__WHAT YOU SHOULD DO__:
Below are some records. Copy every line in them that holds "Frankreich".

__DATASET EXCERPTS__:
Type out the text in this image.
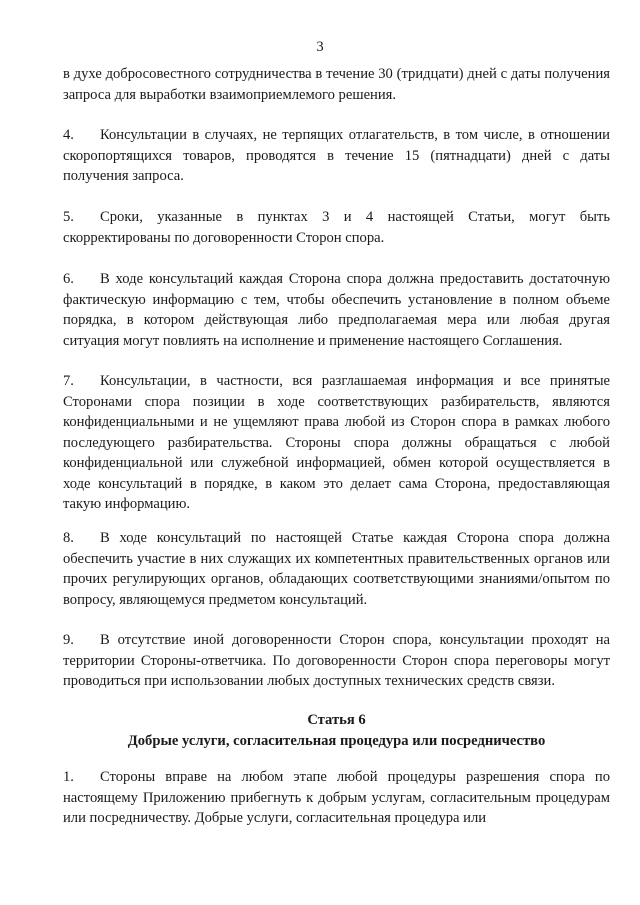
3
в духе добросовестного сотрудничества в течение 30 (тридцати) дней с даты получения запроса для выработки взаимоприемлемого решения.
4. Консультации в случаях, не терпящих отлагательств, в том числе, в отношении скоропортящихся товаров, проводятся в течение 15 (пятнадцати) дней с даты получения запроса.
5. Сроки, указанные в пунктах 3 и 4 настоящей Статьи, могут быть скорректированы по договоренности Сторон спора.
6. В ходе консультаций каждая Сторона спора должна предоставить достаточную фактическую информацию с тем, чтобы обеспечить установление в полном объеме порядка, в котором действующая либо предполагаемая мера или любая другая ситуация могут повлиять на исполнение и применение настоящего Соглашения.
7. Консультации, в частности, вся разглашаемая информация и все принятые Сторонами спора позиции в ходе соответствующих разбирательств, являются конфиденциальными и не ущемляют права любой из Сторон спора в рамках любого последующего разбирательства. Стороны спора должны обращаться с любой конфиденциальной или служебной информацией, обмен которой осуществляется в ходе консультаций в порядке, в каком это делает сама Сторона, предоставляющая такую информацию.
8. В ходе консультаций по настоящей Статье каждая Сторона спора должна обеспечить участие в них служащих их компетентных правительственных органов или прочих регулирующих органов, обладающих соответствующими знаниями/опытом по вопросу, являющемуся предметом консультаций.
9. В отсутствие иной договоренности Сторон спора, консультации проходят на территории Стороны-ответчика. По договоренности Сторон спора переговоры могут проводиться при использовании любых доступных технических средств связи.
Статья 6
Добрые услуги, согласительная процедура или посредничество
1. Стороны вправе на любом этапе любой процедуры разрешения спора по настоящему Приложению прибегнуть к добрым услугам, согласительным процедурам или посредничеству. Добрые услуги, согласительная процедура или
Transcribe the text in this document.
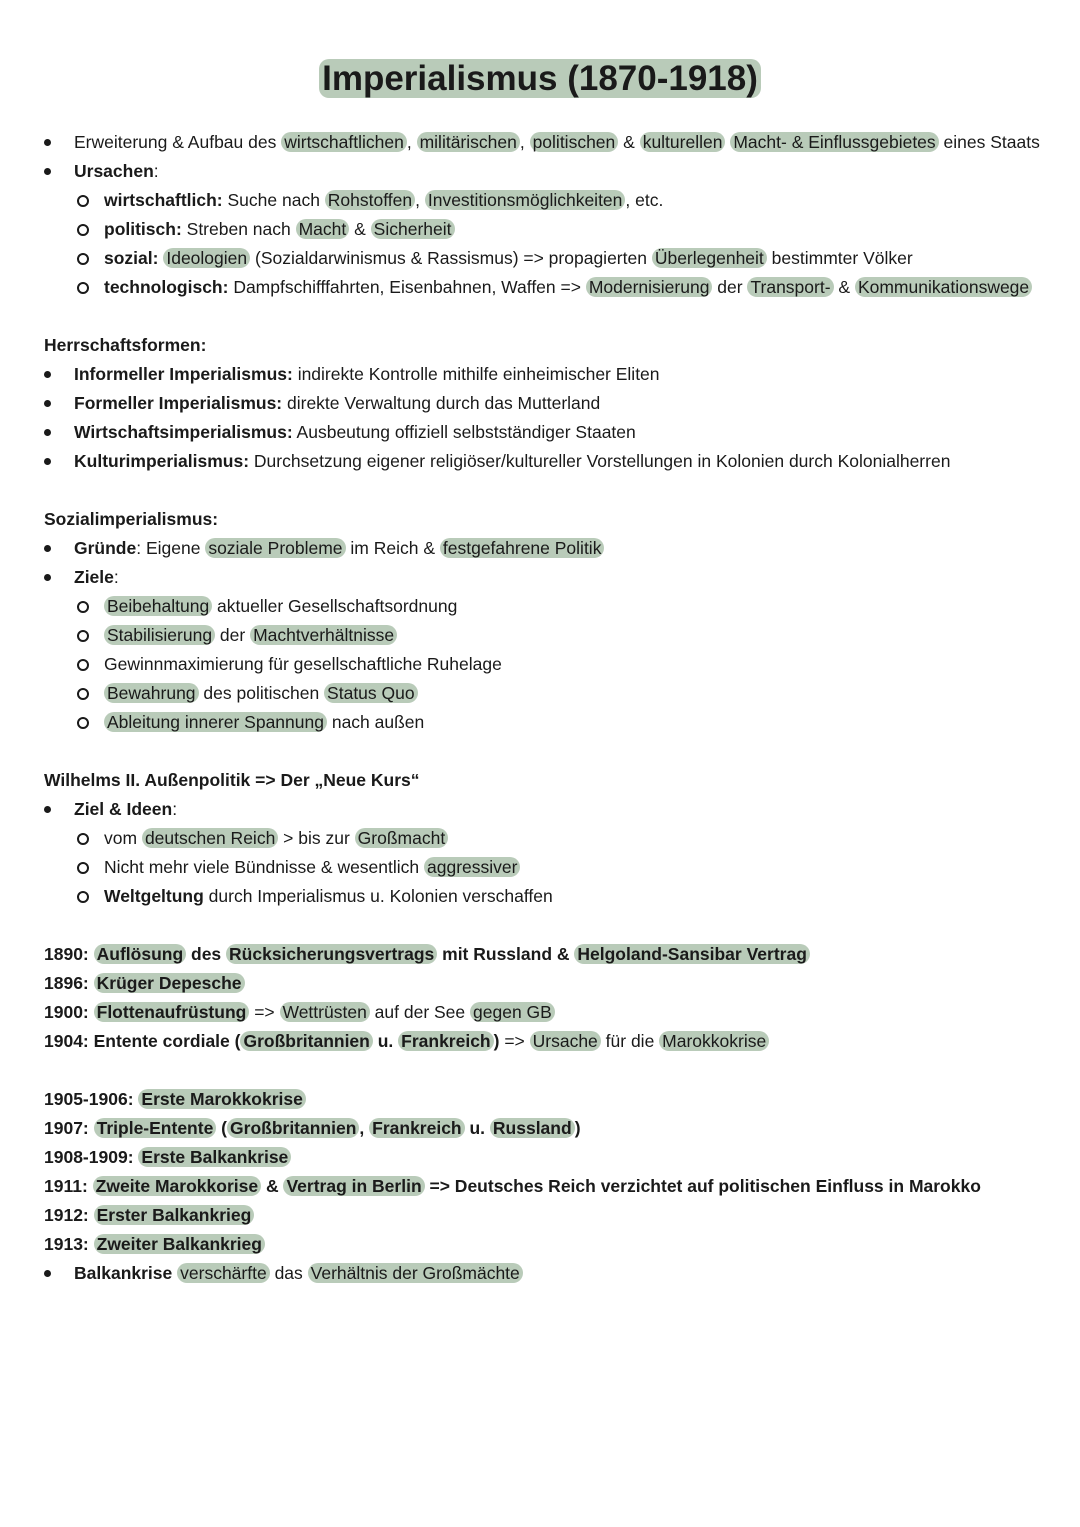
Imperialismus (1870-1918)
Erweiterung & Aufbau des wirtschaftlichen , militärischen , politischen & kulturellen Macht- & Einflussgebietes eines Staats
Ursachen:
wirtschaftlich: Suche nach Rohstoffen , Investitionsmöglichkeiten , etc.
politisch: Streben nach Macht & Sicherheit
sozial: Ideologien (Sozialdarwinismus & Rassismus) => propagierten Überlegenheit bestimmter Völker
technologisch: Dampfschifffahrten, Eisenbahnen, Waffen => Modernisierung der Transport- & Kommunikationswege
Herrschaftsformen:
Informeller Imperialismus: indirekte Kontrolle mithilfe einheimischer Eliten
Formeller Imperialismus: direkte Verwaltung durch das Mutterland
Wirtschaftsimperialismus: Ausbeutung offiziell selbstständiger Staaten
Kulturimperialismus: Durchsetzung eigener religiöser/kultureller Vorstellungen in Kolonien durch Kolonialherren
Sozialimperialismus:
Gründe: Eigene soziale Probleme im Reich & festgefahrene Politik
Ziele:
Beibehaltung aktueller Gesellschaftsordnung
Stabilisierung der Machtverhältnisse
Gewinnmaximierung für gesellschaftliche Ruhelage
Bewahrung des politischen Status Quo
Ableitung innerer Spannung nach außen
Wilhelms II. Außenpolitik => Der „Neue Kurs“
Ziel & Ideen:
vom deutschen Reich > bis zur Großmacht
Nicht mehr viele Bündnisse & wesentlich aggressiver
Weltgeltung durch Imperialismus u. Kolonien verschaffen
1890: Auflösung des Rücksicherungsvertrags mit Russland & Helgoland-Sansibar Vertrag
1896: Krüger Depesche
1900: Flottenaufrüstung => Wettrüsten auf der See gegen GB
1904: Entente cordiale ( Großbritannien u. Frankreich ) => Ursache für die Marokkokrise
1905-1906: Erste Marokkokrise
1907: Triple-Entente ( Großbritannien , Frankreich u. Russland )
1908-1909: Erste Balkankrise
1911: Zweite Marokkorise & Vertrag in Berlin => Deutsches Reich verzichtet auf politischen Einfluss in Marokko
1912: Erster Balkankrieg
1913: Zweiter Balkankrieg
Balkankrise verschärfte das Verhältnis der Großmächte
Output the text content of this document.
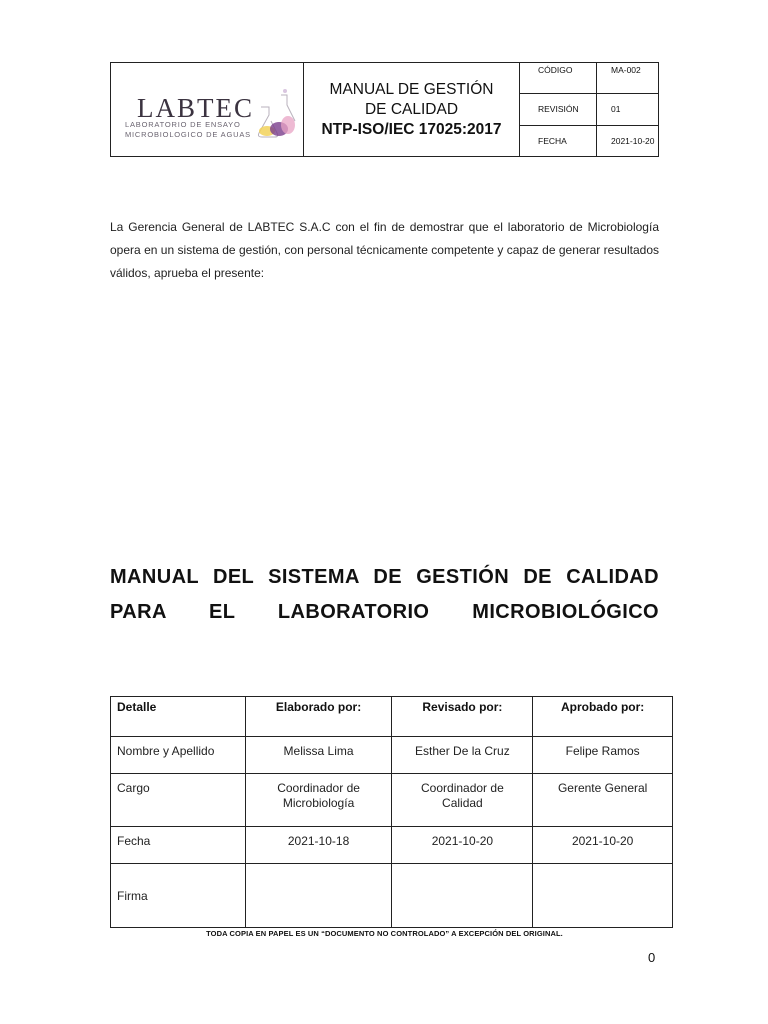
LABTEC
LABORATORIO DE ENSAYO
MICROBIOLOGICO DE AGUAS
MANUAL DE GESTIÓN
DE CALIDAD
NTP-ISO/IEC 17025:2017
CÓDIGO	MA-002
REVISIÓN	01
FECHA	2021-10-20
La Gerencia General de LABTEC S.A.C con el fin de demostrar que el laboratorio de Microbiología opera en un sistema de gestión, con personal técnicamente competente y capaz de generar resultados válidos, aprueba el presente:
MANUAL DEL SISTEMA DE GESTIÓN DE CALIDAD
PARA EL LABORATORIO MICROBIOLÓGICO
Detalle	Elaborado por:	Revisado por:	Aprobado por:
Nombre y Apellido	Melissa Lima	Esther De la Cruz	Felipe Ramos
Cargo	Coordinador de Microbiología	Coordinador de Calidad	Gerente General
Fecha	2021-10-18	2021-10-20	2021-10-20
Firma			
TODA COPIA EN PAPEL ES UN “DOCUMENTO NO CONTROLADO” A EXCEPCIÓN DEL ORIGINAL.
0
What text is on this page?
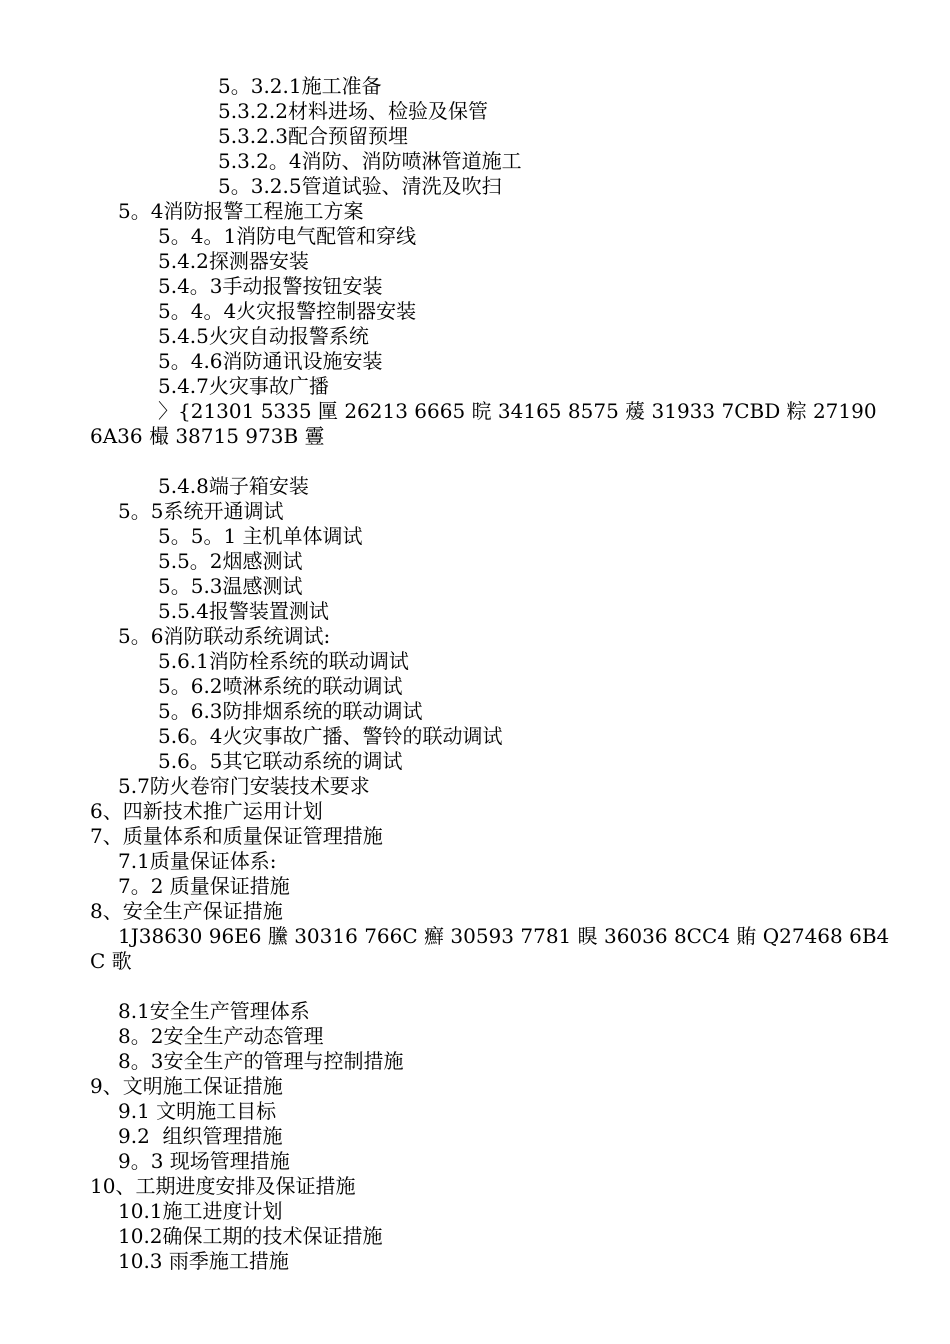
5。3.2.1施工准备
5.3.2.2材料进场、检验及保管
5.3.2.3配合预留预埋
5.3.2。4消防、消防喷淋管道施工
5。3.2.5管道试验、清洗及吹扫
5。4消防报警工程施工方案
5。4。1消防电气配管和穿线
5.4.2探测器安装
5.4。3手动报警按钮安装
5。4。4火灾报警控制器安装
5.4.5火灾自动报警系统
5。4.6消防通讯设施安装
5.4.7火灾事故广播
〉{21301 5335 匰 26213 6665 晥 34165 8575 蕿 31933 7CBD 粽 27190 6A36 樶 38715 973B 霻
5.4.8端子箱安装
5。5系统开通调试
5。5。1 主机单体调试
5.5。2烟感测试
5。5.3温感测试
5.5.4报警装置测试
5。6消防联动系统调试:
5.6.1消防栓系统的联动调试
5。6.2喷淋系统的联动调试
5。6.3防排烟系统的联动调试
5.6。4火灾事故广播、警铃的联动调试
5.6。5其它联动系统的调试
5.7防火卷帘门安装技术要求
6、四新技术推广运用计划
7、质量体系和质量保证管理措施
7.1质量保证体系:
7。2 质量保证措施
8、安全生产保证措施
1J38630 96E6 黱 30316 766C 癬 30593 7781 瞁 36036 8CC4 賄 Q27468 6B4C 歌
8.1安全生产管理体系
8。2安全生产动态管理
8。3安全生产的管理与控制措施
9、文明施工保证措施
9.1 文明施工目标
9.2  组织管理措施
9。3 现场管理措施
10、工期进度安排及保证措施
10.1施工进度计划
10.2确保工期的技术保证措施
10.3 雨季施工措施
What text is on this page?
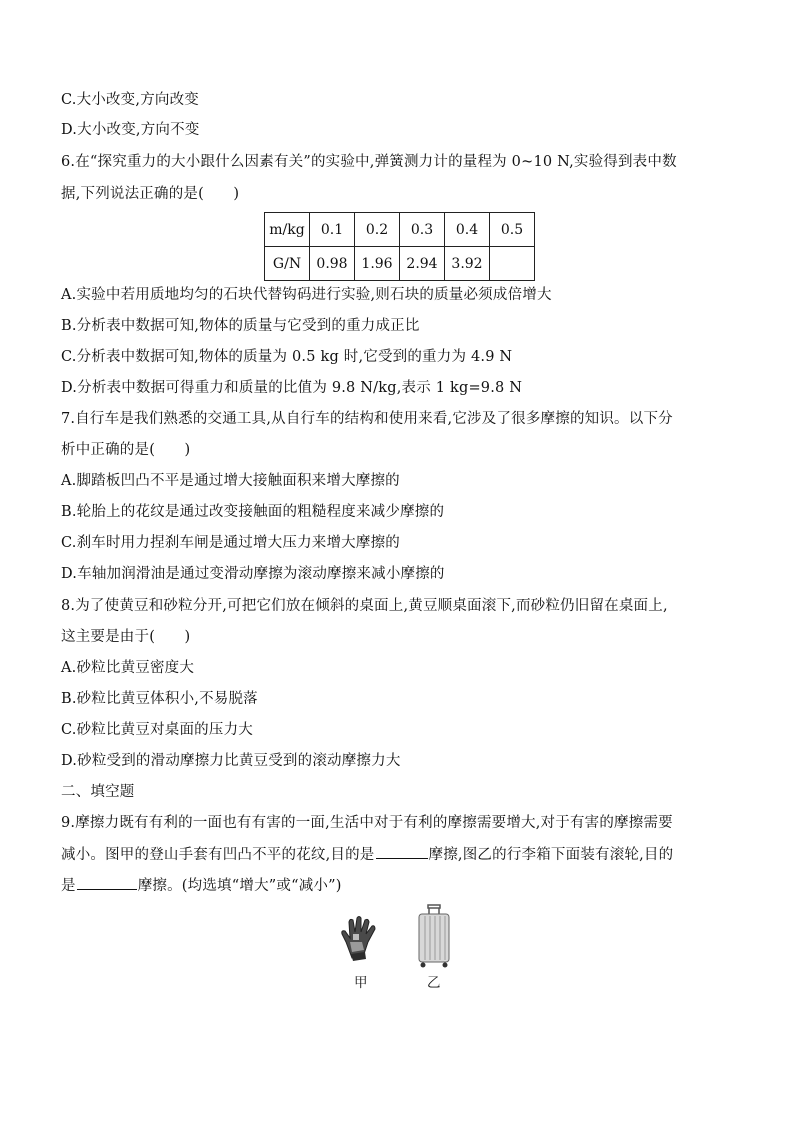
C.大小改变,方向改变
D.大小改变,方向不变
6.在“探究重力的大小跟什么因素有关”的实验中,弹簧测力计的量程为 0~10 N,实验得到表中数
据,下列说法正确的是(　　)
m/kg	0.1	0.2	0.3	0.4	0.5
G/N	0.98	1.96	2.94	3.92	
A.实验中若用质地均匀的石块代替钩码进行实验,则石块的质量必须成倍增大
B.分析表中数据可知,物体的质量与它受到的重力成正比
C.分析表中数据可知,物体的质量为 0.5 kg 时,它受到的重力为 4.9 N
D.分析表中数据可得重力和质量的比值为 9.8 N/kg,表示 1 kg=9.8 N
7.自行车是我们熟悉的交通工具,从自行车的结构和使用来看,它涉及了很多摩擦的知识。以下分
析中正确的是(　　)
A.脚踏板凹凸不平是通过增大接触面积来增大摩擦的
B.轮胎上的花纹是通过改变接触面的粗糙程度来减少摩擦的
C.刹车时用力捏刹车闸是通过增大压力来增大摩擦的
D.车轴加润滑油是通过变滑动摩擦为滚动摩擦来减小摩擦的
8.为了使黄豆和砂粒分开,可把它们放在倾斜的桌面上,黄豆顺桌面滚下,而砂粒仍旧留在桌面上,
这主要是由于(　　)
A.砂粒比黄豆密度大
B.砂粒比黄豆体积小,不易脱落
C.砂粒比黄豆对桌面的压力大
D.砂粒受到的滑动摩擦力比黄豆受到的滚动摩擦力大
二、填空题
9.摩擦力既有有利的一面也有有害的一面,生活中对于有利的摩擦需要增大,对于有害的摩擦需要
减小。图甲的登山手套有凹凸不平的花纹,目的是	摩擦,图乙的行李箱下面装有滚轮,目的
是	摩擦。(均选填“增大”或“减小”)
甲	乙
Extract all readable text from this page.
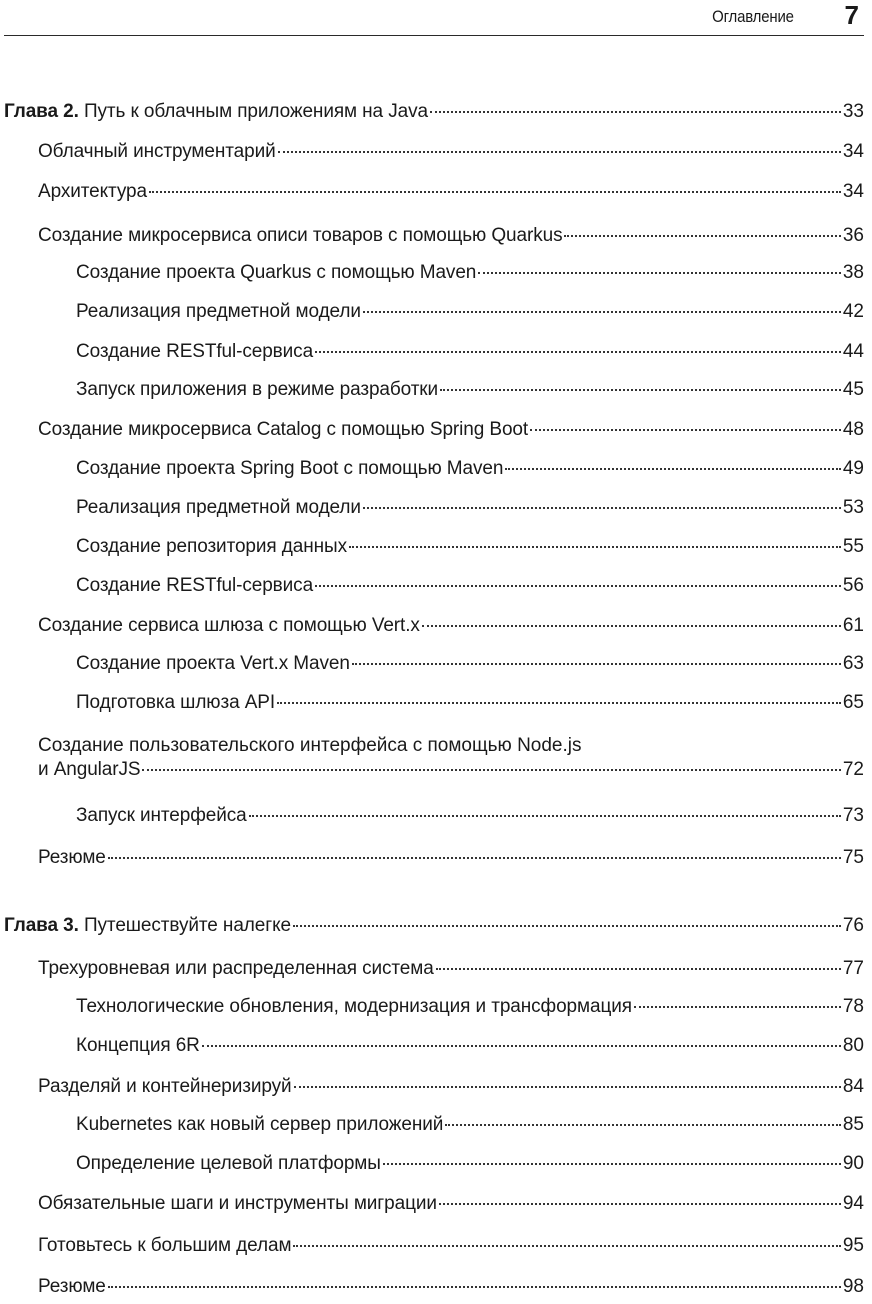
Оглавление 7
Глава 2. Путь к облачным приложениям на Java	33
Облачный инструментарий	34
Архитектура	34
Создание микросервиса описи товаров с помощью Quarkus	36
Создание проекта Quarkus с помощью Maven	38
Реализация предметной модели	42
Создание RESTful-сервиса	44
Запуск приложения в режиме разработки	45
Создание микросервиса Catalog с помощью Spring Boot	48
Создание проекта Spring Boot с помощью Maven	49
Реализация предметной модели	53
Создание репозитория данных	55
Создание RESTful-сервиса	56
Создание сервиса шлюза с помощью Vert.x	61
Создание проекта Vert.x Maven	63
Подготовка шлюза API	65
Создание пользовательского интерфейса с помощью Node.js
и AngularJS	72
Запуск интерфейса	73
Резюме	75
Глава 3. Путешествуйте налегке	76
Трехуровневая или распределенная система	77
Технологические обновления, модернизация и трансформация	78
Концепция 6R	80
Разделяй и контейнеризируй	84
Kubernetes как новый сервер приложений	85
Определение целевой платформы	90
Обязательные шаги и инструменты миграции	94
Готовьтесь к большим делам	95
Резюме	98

__ANSWER__:
1904: Entente cordiale ( Großbritannien u. Frankreich ) => Ursache für die Marokkokrise
1907: Triple-Entente ( Großbritannien , Frankreich u. Russland )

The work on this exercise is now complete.